» **EXERCISE DIRECTIONS**
Review the lines that follow and copy each one that contains the word "Price".

═════ AVAILABLE DATA

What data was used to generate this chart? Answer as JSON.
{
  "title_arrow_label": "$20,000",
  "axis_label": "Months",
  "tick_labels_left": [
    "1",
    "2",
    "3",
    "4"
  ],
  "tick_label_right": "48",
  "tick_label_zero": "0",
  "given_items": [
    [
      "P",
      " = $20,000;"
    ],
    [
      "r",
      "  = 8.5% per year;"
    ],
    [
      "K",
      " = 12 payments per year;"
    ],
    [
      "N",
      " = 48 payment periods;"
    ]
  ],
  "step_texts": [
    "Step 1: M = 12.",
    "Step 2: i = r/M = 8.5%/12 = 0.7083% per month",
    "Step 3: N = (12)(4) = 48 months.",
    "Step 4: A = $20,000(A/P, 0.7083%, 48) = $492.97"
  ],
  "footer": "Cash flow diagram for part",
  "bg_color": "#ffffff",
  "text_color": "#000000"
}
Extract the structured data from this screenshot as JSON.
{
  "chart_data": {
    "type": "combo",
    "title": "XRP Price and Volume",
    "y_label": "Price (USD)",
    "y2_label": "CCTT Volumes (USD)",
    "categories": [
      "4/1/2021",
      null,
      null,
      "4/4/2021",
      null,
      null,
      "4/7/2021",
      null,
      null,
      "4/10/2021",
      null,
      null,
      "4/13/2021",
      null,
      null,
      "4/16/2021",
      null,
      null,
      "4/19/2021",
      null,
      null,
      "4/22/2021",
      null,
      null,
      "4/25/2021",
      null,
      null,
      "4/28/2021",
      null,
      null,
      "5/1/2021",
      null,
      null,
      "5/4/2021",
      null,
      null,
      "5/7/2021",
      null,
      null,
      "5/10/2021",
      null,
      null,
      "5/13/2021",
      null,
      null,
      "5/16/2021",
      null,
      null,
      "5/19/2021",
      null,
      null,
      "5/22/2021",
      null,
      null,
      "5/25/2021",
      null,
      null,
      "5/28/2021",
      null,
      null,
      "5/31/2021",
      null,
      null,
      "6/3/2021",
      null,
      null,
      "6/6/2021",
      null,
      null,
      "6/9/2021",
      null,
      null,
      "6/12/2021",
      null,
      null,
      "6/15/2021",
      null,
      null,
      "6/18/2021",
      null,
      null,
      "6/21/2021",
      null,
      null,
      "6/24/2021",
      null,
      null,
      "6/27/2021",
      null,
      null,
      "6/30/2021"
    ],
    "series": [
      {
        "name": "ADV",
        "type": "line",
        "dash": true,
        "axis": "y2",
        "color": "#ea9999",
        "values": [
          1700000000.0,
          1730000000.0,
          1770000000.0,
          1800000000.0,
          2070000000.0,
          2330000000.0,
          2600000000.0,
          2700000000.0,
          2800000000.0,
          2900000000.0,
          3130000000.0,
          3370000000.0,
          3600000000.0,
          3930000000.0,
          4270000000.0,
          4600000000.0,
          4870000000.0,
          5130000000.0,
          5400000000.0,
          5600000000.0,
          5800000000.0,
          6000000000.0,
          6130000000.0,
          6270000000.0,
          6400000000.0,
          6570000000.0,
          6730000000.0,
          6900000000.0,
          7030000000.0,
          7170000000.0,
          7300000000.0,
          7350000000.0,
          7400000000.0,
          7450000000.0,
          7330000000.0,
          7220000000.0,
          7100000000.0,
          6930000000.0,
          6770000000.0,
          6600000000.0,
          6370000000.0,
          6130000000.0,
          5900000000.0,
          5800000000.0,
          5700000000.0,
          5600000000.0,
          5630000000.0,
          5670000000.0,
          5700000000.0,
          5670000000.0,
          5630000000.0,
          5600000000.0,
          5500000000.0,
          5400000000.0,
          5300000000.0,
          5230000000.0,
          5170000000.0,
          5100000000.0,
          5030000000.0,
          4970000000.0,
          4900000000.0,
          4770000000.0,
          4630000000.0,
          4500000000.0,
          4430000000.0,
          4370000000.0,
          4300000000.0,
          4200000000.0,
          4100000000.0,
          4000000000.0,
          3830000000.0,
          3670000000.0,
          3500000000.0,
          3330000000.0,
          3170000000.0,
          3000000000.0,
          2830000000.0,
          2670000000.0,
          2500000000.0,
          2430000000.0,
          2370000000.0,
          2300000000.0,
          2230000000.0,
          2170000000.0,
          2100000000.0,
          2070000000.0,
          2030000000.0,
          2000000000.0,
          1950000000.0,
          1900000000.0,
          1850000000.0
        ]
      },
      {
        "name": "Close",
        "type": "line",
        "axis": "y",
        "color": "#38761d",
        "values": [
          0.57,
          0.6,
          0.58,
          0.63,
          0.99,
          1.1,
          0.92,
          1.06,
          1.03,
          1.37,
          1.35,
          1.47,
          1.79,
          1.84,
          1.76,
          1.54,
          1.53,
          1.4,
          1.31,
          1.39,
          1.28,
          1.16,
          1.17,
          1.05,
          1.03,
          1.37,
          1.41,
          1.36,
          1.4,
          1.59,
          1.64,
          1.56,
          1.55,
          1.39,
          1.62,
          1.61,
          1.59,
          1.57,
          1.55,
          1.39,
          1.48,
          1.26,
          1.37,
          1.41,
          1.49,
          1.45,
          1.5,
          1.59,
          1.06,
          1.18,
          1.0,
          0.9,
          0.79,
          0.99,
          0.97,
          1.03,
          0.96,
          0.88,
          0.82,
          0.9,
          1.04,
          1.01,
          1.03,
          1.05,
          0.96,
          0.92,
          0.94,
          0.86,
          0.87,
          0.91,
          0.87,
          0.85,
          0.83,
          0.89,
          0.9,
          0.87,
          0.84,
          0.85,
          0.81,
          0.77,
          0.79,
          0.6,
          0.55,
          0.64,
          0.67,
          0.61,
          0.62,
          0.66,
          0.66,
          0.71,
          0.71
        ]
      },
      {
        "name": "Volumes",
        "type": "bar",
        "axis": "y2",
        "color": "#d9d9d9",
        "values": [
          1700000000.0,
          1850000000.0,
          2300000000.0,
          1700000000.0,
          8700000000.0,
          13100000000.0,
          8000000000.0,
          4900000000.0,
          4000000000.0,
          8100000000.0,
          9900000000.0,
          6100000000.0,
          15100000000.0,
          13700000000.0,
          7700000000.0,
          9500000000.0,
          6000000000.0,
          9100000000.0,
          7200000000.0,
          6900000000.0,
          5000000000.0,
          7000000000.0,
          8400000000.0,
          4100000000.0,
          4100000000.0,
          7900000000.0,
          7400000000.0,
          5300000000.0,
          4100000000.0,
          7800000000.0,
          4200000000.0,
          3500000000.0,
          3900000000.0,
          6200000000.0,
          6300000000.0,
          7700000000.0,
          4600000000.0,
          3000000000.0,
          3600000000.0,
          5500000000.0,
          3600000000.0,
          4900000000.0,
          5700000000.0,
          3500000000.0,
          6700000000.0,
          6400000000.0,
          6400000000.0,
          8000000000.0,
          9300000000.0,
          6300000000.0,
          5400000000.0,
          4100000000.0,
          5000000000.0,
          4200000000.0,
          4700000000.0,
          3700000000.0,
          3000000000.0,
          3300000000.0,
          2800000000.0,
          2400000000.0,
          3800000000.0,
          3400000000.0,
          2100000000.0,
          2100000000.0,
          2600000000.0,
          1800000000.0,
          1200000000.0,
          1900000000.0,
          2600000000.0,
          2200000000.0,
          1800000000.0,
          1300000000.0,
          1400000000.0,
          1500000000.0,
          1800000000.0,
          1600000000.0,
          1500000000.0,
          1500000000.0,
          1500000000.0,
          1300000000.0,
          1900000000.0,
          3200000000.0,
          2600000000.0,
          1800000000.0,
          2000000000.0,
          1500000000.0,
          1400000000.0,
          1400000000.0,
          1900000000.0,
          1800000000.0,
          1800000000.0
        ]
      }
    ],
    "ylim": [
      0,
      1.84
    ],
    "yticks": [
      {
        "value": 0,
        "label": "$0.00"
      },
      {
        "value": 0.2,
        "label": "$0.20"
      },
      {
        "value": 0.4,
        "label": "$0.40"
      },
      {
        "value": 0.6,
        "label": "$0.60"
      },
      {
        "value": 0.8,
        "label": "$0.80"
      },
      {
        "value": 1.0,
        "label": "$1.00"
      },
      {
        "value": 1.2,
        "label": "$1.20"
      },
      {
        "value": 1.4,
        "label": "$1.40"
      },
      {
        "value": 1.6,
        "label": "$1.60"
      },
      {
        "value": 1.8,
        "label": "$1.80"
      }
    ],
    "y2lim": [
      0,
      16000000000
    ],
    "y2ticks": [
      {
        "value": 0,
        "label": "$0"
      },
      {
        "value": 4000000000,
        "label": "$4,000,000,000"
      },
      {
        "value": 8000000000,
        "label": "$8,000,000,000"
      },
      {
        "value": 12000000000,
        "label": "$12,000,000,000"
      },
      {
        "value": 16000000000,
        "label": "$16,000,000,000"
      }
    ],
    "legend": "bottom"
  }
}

══════════

» **COMPLETE OUTPUT**
    "title": "XRP Price and Volume",
    "y_label": "Price (USD)",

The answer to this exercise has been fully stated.